◆ OBJETIVO DE LA TAREA: Prolonga la reflexión sobre las malas hierbas del jardín comunitario a partir de su última oración.

Sra. Megan P. (Ontario, Canadá)
Vivan según el Espíritu, y no satisfagan los deseos de la carne ... el deseo de la carne se opone al Espíritu, y el del Espíritu se opone a la carne; ... para que ustedes no hagan lo que quisieran hacer. - Gálatas 5:16-17 (RVC)
Este año tengo una parcela de jardín comunitario donde puedo cultivar vegetales. Meses después de plantar plántulas y semillas, aún estoy disfrutando el jardín. Pero había olvidado de lo persistente y terca que son las malas hierbas.
¡Semana tras semana, parece que estoy arrancando las mismas malas hierbas de los mismos lugares! Me sorprende lo rápido que crecen y lo rápido que se propagan si me pierdo una semana de la limpieza del jardín. Aunque las verduras que he plantado son cada vez más fuertes y saludables, me llama la atención la determinación de las malas hierbas para crecer a pesar de ser arrancadas una y otra vez.

◆ DATOS EXTRAÍDOS:
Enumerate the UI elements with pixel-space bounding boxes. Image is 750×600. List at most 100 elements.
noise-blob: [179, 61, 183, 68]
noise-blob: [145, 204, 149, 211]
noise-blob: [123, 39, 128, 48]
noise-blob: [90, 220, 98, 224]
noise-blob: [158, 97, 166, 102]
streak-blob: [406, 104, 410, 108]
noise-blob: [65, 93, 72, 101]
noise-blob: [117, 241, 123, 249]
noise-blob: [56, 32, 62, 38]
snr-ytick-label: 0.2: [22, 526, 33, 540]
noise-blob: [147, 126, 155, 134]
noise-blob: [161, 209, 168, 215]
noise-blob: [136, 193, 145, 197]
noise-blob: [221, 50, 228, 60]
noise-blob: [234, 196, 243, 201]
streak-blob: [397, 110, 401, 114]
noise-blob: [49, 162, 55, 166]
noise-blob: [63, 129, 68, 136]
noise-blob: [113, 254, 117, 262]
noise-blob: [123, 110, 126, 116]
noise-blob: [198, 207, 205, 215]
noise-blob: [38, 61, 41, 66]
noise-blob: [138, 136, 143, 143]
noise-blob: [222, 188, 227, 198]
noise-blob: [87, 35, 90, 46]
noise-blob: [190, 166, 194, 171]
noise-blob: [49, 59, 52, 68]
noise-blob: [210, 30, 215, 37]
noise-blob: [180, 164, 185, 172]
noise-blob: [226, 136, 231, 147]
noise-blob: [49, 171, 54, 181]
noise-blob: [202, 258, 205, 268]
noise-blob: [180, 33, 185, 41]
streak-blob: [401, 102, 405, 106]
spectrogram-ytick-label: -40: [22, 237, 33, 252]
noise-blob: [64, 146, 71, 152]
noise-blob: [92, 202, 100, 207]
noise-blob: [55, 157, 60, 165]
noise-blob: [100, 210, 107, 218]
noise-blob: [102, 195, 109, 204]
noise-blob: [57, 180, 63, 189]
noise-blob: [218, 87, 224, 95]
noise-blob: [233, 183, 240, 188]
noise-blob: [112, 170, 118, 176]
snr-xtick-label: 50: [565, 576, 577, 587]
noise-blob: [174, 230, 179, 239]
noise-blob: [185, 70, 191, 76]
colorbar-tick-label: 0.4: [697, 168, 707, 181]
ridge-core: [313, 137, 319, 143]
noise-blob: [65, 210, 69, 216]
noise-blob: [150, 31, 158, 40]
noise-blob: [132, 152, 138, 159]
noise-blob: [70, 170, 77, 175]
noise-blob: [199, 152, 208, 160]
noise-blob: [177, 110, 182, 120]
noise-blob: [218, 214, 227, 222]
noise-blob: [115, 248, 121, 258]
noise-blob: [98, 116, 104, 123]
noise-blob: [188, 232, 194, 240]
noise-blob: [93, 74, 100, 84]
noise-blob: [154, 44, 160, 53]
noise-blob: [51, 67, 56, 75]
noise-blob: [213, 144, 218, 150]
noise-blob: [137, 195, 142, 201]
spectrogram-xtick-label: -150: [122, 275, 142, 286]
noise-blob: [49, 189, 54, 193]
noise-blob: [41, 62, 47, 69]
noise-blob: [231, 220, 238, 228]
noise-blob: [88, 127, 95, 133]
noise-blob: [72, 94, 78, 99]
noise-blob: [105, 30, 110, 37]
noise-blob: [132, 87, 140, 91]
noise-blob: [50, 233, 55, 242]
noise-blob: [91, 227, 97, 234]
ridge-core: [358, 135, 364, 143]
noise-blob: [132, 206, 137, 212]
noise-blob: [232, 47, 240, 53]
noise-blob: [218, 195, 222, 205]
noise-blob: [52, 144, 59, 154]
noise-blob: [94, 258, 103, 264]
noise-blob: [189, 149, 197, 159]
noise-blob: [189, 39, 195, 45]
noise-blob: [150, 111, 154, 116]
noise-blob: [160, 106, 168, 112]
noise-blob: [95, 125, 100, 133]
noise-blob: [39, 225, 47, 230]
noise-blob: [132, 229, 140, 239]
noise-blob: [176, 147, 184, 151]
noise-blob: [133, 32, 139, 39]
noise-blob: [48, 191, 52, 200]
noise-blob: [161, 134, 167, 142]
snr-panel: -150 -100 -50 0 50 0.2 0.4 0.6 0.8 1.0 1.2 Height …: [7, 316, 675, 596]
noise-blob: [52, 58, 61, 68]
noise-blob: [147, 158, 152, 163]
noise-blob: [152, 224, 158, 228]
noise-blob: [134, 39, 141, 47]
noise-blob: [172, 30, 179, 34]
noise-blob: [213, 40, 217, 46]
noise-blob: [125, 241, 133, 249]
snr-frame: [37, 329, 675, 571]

◆ RESPUESTA:
¿Con qué frecuencia nuestras vidas son paralelas a este escenario? El Espíritu de Dios desarrolla en nosotros los frutos del amor, el gozo, la paz, la paciencia, la bondad, la mansedumbre, y la templanza (Ver Gálatas 5:22-23). Pero también crecen malas hierbas: envidia, respuestas crueles, ira, falta de perdón, autoderrota. Estas cosas son difíciles de eliminar, pero debemos tratarlas desde la raíz. Lo bueno es que no estamos solos al enfrentar las malas hierbas. Tenemos un Jardinero fiel que trabaja con nosotros para arrancar las malas hierbas y nutrir el fruto en nosotros.
No es mi voluntad, sino la obra de Dios en mí que me transforma.